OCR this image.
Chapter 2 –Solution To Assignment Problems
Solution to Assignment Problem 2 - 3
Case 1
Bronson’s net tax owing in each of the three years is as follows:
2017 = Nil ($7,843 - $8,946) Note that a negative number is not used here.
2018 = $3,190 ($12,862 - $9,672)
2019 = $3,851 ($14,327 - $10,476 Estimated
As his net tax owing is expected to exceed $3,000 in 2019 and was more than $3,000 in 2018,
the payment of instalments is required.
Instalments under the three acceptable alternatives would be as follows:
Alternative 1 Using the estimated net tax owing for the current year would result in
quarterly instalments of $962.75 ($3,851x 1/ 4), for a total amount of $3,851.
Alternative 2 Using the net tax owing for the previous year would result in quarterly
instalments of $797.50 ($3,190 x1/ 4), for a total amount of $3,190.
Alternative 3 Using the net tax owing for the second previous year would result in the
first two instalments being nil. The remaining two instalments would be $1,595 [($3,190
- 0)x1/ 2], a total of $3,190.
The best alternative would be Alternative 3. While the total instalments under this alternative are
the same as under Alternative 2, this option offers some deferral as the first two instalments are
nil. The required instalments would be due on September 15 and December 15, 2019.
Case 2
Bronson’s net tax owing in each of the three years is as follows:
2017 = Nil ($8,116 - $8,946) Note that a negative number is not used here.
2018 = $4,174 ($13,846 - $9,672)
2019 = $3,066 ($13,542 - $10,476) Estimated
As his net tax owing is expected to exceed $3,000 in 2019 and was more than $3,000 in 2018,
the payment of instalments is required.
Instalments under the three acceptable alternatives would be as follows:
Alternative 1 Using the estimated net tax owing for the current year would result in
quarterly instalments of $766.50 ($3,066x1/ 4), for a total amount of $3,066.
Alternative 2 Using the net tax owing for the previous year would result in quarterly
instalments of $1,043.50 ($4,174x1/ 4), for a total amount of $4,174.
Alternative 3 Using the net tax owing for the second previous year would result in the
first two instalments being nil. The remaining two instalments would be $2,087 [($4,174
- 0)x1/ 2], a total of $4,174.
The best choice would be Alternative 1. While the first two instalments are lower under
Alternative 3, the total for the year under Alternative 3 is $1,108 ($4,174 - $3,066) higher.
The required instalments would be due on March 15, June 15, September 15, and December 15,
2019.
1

◆ Problem statement
Above are some records; extract every one of them exactly.

◆ Worked solution
OCR this image.
Chapter 2 –Solution To Assignment Problems
Solution to Assignment Problem 2 - 3
Case 1
Bronson’s net tax owing in each of the three years is as follows:
2017 = Nil ($7,843 - $8,946) Note that a negative number is not used here.
2018 = $3,190 ($12,862 - $9,672)
2019 = $3,851 ($14,327 - $10,476 Estimated
As his net tax owing is expected to exceed $3,000 in 2019 and was more than $3,000 in 2018,
the payment of instalments is required.
Instalments under the three acceptable alternatives would be as follows:
Alternative 1 Using the estimated net tax owing for the current year would result in
quarterly instalments of $962.75 ($3,851x 1/ 4), for a total amount of $3,851.
Alternative 2 Using the net tax owing for the previous year would result in quarterly
instalments of $797.50 ($3,190 x1/ 4), for a total amount of $3,190.
Alternative 3 Using the net tax owing for the second previous year would result in the
first two instalments being nil. The remaining two instalments would be $1,595 [($3,190
- 0)x1/ 2], a total of $3,190.
The best alternative would be Alternative 3. While the total instalments under this alternative are
the same as under Alternative 2, this option offers some deferral as the first two instalments are
nil. The required instalments would be due on September 15 and December 15, 2019.
Case 2
Bronson’s net tax owing in each of the three years is as follows:
2017 = Nil ($8,116 - $8,946) Note that a negative number is not used here.
2018 = $4,174 ($13,846 - $9,672)
2019 = $3,066 ($13,542 - $10,476) Estimated
As his net tax owing is expected to exceed $3,000 in 2019 and was more than $3,000 in 2018,
the payment of instalments is required.
Instalments under the three acceptable alternatives would be as follows:
Alternative 1 Using the estimated net tax owing for the current year would result in
quarterly instalments of $766.50 ($3,066x1/ 4), for a total amount of $3,066.
Alternative 2 Using the net tax owing for the previous year would result in quarterly
instalments of $1,043.50 ($4,174x1/ 4), for a total amount of $4,174.
Alternative 3 Using the net tax owing for the second previous year would result in the
first two instalments being nil. The remaining two instalments would be $2,087 [($4,174
- 0)x1/ 2], a total of $4,174.
The best choice would be Alternative 1. While the first two instalments are lower under
Alternative 3, the total for the year under Alternative 3 is $1,108 ($4,174 - $3,066) higher.
The required instalments would be due on March 15, June 15, September 15, and December 15,
2019.
1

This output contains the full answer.